Chart and figure data:
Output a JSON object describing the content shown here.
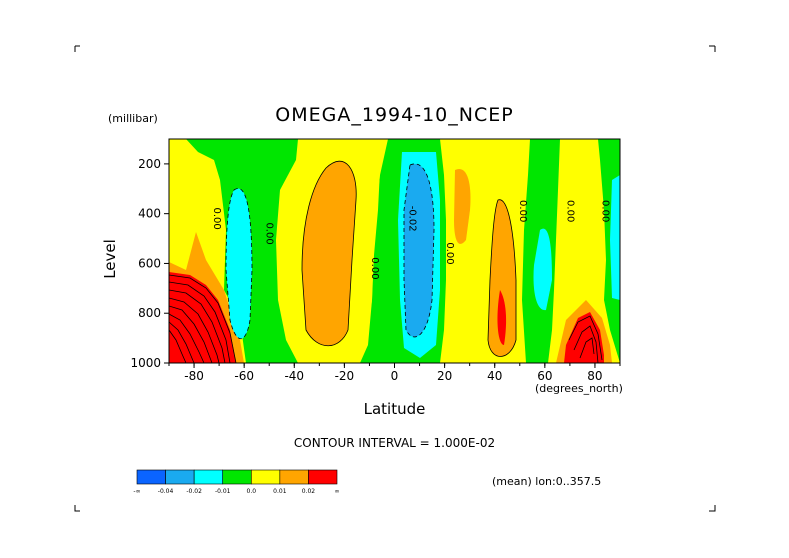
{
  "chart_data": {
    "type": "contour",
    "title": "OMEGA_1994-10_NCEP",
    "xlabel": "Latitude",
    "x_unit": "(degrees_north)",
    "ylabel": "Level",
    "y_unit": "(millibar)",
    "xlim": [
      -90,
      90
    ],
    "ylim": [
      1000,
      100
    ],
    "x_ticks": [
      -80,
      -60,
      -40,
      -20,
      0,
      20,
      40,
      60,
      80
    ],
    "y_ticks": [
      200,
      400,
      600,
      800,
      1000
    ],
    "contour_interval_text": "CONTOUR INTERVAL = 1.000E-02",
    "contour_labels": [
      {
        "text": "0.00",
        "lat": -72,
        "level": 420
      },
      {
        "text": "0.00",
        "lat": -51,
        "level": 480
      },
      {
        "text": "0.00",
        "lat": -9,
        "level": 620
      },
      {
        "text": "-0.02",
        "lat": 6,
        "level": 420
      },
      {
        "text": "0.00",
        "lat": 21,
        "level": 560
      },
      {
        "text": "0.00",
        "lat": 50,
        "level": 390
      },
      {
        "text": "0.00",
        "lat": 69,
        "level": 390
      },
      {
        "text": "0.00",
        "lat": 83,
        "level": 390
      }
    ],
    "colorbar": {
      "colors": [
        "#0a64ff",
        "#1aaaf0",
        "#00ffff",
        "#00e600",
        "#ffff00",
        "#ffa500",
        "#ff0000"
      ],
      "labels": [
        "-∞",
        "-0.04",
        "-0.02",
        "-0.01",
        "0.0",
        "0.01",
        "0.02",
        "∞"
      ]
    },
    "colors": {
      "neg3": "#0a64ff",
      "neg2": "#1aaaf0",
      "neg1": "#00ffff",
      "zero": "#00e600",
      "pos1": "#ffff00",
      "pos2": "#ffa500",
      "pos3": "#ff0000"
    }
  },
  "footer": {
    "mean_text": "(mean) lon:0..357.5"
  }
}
* * *
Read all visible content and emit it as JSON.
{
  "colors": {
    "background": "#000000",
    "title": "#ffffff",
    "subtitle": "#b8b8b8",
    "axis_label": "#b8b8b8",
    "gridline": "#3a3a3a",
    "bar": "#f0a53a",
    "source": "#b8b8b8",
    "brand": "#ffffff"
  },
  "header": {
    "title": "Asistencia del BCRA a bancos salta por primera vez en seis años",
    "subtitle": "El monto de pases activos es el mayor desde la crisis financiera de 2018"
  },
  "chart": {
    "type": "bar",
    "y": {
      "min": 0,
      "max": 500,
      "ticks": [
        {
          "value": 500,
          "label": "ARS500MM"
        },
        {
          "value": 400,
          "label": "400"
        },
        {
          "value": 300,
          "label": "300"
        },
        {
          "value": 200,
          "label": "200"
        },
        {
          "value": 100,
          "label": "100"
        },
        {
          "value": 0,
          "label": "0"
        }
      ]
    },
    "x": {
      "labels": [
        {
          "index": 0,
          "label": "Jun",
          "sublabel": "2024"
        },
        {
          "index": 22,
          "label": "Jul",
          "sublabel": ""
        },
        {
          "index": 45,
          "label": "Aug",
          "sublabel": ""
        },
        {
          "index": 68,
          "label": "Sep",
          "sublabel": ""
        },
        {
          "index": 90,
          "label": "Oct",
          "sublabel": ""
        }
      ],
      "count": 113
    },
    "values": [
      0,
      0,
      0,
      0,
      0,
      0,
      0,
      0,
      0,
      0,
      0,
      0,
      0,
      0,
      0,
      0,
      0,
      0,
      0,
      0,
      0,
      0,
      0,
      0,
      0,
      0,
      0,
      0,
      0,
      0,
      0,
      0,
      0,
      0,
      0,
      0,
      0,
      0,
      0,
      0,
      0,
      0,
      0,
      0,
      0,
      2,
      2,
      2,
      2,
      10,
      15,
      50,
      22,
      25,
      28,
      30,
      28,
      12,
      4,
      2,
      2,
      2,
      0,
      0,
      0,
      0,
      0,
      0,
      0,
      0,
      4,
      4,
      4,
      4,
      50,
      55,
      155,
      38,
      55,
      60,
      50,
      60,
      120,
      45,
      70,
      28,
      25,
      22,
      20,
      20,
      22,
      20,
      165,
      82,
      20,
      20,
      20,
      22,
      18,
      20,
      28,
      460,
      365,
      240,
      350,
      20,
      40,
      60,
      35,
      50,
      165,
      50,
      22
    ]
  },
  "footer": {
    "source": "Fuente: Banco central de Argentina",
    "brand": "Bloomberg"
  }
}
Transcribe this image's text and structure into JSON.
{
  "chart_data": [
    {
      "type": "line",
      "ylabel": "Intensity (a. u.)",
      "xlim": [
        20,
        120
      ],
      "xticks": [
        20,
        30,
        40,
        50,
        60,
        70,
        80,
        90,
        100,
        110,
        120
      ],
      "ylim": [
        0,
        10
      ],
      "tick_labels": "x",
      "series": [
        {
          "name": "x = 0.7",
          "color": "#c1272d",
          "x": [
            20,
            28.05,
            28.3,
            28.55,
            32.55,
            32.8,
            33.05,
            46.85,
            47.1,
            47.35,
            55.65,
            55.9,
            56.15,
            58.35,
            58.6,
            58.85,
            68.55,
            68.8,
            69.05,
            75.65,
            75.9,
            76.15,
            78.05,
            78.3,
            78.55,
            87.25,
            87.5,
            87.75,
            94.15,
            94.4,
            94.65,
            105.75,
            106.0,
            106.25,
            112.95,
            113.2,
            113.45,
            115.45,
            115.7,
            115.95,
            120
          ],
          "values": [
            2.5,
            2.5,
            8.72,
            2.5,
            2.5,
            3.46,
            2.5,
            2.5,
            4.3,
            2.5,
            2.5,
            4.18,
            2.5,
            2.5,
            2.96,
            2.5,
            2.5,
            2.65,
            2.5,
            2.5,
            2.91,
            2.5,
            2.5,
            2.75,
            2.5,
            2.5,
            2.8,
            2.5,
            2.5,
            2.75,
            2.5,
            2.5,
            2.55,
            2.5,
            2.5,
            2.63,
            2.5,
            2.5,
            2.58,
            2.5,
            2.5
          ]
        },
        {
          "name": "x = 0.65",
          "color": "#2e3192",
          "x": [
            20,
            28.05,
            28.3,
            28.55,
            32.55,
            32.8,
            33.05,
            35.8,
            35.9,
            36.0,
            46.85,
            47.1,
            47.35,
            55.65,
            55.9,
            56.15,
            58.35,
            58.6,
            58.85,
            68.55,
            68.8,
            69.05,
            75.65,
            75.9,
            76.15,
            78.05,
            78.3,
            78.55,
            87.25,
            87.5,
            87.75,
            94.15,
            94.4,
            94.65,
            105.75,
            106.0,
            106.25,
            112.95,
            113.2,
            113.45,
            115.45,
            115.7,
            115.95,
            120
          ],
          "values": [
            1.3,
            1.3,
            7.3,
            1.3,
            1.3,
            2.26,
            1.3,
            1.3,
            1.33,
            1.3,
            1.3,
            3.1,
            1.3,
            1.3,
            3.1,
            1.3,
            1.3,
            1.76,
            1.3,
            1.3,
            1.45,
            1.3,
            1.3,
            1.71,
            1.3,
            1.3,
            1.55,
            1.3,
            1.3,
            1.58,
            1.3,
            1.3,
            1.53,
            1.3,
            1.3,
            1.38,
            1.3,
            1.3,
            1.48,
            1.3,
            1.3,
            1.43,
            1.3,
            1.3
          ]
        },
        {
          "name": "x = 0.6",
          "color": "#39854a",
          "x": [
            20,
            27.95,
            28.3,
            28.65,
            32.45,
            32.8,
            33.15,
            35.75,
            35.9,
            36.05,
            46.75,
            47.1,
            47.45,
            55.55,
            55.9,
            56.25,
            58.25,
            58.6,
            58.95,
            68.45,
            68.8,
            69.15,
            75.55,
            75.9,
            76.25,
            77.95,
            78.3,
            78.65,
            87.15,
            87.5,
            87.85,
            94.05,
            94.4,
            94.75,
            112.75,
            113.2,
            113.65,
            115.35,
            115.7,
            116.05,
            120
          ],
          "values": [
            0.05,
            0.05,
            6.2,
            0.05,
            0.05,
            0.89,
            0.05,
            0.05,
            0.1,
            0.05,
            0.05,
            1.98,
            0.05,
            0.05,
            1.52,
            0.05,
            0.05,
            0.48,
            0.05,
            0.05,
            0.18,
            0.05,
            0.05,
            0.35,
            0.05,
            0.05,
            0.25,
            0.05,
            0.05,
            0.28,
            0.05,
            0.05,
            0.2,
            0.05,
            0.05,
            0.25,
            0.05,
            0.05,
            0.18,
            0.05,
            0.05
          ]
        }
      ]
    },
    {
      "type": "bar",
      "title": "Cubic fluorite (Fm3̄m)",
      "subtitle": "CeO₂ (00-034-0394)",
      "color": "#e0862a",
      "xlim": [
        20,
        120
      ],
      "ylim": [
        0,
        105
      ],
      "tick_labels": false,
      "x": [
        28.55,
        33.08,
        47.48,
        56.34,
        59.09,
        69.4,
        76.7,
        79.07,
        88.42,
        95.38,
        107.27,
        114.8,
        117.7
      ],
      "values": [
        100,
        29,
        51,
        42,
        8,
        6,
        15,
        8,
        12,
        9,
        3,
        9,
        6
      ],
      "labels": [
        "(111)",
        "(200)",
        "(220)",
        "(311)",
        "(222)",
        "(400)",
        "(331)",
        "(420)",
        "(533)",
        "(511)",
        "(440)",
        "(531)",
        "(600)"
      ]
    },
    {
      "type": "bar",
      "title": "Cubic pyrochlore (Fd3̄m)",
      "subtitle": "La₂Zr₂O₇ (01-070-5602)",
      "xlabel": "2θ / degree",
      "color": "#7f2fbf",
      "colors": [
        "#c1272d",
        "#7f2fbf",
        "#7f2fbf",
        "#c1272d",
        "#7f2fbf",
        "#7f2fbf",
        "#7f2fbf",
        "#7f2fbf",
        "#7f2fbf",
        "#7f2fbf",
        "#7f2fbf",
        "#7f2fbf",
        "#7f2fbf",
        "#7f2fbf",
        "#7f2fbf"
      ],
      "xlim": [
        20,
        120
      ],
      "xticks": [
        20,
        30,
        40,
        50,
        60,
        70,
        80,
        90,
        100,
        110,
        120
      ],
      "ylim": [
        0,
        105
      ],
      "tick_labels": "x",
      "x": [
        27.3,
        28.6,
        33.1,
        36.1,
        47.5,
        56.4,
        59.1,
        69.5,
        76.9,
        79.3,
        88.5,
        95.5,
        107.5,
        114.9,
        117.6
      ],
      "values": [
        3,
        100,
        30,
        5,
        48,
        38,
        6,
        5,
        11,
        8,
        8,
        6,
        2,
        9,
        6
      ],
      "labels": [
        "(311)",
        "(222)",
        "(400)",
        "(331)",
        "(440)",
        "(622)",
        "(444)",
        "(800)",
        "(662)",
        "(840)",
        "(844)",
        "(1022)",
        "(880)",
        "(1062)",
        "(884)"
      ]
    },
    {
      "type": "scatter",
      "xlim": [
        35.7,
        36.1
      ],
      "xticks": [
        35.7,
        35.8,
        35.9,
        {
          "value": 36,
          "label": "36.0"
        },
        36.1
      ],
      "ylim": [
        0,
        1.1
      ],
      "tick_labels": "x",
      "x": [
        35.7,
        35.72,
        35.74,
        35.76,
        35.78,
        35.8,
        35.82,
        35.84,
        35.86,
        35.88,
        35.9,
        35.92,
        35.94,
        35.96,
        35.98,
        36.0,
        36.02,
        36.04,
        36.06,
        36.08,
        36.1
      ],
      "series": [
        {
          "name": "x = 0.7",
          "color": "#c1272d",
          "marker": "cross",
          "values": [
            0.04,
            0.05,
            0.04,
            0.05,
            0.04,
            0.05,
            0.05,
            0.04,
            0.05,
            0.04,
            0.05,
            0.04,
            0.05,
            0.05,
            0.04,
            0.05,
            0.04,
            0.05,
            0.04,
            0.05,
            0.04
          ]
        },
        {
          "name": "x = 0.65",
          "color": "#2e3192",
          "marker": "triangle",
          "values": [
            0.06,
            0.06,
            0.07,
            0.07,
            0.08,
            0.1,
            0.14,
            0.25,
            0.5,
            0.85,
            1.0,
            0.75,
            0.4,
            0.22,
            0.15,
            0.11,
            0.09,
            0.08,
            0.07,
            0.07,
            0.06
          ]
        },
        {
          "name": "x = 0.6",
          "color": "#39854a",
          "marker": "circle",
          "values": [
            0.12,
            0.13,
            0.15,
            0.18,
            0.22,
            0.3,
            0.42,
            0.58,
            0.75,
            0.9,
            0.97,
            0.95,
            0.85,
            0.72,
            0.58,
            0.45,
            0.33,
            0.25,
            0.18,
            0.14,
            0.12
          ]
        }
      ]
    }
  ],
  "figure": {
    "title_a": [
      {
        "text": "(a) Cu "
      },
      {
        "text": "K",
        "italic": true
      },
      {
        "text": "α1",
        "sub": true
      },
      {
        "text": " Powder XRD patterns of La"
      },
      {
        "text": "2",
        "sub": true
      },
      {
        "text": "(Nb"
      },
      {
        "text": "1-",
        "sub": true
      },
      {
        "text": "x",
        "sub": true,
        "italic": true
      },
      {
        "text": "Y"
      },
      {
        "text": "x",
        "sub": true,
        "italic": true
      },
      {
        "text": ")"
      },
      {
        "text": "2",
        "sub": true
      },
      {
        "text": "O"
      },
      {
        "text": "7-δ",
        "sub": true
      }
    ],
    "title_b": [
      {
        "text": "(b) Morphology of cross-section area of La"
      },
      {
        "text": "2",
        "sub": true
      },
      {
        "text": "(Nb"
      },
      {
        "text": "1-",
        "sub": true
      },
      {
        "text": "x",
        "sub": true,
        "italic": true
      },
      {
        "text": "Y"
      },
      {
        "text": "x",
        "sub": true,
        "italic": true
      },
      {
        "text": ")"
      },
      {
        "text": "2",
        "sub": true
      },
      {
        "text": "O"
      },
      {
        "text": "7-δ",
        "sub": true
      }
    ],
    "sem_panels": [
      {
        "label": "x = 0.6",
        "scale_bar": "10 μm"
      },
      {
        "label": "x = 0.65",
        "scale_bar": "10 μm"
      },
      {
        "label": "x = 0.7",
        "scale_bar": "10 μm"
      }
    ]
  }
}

§ **Request**
Copy all lines from the listing that contain "Cubic".

§ **Final answer**
      "title": "Cubic fluorite (Fm3̄m)",
      "title": "Cubic pyrochlore (Fd3̄m)",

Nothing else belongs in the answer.